# [TEXTE SUPPORT]

Un biomarqueur prédictif de l’évolution vers une leucémie agressive 

18 décembre 2025
par Daily Science
Temps de lecture : 3 minutes

Le virus HTLV-1 touche plus de 20 millions de personnes à travers le monde. Si la majorité des porteurs reste asymptomatique, une minorité développe des complications graves, comme la leucémie à cellules T de l’adulte (ATL), souvent plusieurs décennies après l’infection initiale. Jusqu’ici, aucun outil fiable ne permettait d’anticiper cette évolution. Aujourd’hui, une avancée scientifique majeure marque un tournant décisif dans la recherche sur cette forme rare de leucémie. Cette découverte pourra permettre des traitements plus précoces et un suivi médical ciblé des porteurs du virus HTLV-1.

« Ce biomarqueur permettra aux cliniciens d’identifier les porteurs HTLV-1 susceptibles de développer une ATL agressive », explique la Dre Anne Van den Broeke, autrice principale de l’étude et directrice des recherches en oncogenèse virale à l’Institut Jules Bordet et au GIGA. « Pour la première fois, nous disposons d’un outil capable de prédire cette progression des années, voire des décennies avant l’apparition des symptômes. »

Une biobanque unique au monde

L’étude s’appuie sur une cohorte japonaise suivie depuis 2002, avec une biobanque sans équivalent au monde, constituée d’échantillons collectés sur plus de vingt ans. Grâce à des techniques de séquençage avancées, les chercheurs belges ont développé un score prédictif appelé VCE (Viral Clonality Evenness). Ce score mesure l’homogénéité de la distribution du virus dans les cellules du patient et est un indicateur déterminant du risque de transformation cancéreuse.

# [TRAVAIL DEMANDÉ]
a) Répondez aux questions suivantes sur l'article consacré au biomarqueur de la leucémie :
(i) Combien de personnes le virus HTLV-1 touche-t-il à travers le monde ?
(ii) Dans quels établissements la Dre Anne Van den Broeke dirige-t-elle les recherches en oncogenèse virale ?
(iii) Depuis quelle année la cohorte japonaise est-elle suivie ?
b) Recopiez fidèlement le passage de l'article sur le biomarqueur qui commence par « 18 décembre 2025 » et se poursuit jusqu'à « du virus HTLV-1. ».

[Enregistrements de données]
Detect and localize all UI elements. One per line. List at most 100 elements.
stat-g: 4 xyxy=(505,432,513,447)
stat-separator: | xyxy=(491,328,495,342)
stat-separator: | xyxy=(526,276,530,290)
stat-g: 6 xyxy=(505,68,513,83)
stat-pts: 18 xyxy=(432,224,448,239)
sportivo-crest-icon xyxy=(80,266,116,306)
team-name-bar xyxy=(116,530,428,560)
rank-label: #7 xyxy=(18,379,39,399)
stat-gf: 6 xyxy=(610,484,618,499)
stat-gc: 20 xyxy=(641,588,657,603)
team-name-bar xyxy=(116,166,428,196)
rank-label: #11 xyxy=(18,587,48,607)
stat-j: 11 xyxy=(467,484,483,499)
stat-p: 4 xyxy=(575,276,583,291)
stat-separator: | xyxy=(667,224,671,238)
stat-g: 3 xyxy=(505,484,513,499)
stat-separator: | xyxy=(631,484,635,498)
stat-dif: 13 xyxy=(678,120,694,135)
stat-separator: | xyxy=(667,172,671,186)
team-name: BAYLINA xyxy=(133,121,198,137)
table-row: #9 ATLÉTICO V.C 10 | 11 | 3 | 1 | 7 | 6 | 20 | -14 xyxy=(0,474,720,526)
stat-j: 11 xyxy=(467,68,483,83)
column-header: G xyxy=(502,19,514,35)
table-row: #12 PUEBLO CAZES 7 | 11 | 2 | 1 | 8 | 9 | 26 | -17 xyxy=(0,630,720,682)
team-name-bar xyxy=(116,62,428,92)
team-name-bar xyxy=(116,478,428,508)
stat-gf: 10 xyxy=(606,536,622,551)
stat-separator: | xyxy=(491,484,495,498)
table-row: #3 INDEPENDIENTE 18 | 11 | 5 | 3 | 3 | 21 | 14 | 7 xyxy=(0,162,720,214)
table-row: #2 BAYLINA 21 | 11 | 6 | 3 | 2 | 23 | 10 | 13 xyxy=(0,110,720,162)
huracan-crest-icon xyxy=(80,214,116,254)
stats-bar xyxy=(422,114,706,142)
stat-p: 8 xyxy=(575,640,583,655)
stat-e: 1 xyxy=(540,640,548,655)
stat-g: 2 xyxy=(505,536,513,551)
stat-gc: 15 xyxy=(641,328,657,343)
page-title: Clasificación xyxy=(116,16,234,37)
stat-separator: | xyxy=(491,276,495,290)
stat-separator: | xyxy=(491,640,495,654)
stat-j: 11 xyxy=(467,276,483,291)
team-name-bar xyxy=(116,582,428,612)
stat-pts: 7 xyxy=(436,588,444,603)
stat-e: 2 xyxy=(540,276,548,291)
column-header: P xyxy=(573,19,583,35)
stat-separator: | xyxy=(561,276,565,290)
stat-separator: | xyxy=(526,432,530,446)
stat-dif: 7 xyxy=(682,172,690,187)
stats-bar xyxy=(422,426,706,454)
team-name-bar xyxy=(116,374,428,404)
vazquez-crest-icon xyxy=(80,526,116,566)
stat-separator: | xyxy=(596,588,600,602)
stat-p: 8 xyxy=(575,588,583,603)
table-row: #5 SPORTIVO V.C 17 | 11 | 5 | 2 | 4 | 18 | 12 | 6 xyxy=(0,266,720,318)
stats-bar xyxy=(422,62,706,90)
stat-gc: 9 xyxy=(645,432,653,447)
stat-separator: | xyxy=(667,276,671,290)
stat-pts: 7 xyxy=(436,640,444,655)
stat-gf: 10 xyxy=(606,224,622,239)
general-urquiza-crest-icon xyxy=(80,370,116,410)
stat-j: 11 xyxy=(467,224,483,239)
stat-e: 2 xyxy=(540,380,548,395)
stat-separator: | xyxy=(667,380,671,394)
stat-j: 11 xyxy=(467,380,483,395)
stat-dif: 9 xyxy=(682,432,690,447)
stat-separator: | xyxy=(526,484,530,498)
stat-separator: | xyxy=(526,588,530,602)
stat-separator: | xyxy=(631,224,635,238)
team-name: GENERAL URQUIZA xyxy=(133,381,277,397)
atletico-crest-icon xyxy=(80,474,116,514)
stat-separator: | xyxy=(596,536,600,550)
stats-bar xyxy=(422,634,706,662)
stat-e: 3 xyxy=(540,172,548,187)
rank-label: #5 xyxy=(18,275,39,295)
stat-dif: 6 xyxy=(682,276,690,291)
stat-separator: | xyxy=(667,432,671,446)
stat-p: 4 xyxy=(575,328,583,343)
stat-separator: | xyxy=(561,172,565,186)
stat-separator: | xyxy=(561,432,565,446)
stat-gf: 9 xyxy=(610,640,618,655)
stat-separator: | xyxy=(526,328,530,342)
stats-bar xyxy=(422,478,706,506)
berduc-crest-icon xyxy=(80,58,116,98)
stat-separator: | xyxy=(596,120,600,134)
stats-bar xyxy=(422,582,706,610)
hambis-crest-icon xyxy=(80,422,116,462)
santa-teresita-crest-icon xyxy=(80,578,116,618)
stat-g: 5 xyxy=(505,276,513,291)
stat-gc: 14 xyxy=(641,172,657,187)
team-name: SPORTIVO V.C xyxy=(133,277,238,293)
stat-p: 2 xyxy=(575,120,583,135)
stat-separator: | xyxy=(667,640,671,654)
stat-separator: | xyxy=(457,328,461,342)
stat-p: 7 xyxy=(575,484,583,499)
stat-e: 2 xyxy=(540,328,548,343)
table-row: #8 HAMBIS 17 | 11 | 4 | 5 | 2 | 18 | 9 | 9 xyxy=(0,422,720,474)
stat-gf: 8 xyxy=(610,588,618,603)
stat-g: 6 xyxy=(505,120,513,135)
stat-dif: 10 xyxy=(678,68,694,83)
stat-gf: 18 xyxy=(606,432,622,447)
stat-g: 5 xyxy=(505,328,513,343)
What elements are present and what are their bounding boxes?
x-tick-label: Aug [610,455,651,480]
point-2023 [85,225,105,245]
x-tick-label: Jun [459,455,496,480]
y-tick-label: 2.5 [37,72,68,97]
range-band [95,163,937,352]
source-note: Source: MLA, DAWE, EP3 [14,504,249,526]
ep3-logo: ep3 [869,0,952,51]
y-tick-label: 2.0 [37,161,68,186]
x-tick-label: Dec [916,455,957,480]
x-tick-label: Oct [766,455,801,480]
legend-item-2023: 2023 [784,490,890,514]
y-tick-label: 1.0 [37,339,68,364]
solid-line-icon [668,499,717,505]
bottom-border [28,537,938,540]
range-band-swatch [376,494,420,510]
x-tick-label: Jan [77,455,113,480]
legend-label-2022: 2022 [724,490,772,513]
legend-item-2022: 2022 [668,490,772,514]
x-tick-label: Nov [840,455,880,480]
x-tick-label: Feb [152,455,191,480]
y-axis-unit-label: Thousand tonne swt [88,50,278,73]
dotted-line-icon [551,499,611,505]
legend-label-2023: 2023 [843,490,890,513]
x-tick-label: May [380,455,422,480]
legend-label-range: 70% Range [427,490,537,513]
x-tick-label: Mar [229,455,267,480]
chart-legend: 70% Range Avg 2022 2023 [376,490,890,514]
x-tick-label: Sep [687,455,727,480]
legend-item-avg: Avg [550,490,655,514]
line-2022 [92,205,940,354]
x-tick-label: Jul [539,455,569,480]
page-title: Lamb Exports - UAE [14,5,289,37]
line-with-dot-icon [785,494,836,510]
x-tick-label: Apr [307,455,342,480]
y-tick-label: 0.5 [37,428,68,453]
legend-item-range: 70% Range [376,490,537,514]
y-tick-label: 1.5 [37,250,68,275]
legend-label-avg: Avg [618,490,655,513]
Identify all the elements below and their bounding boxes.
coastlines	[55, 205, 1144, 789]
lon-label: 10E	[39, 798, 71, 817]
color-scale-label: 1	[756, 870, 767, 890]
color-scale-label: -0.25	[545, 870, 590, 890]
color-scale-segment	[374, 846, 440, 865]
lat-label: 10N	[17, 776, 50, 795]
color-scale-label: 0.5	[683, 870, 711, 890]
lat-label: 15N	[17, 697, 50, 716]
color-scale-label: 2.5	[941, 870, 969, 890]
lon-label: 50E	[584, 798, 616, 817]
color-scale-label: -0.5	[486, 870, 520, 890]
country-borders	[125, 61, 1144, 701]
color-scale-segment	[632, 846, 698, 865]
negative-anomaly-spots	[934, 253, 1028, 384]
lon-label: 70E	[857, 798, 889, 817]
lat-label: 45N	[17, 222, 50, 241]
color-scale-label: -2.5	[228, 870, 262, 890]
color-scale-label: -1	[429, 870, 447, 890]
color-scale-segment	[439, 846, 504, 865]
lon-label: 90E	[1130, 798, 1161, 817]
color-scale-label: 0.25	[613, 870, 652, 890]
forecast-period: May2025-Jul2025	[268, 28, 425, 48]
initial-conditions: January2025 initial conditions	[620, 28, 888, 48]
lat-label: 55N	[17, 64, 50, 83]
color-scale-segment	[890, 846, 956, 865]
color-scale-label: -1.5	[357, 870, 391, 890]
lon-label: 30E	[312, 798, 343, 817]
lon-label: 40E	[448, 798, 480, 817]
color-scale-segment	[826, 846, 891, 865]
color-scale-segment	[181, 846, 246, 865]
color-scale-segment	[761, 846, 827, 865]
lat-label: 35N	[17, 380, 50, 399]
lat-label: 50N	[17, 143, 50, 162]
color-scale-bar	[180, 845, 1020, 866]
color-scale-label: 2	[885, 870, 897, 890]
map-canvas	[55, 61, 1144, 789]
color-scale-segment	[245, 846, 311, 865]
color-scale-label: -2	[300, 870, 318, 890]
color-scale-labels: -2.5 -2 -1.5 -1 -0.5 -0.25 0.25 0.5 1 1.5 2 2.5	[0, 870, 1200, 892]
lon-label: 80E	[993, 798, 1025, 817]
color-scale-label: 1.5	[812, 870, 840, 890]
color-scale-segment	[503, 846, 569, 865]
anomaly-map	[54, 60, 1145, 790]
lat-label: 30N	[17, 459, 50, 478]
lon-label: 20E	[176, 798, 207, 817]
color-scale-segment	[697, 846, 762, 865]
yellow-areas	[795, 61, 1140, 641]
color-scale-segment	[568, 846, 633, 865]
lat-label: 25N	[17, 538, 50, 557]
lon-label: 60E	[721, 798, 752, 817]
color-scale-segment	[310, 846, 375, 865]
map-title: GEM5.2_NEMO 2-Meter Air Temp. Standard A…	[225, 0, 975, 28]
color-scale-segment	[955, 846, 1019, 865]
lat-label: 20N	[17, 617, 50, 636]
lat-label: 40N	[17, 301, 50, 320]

# [CORRIGÉ DES EXERCICES]
a)
(i) Plus de 20 millions de personnes.
(ii) À l'Institut Jules Bordet et au GIGA.
(iii) Depuis 2002.

b)
18 décembre 2025
par Daily Science
Temps de lecture : 3 minutes

Le virus HTLV-1 touche plus de 20 millions de personnes à travers le monde. Si la majorité des porteurs reste asymptomatique, une minorité développe des complications graves, comme la leucémie à cellules T de l’adulte (ATL), souvent plusieurs décennies après l’infection initiale. Jusqu’ici, aucun outil fiable ne permettait d’anticiper cette évolution. Aujourd’hui, une avancée scientifique majeure marque un tournant décisif dans la recherche sur cette forme rare de leucémie. Cette découverte pourra permettre des traitements plus précoces et un suivi médical ciblé des porteurs du virus HTLV-1.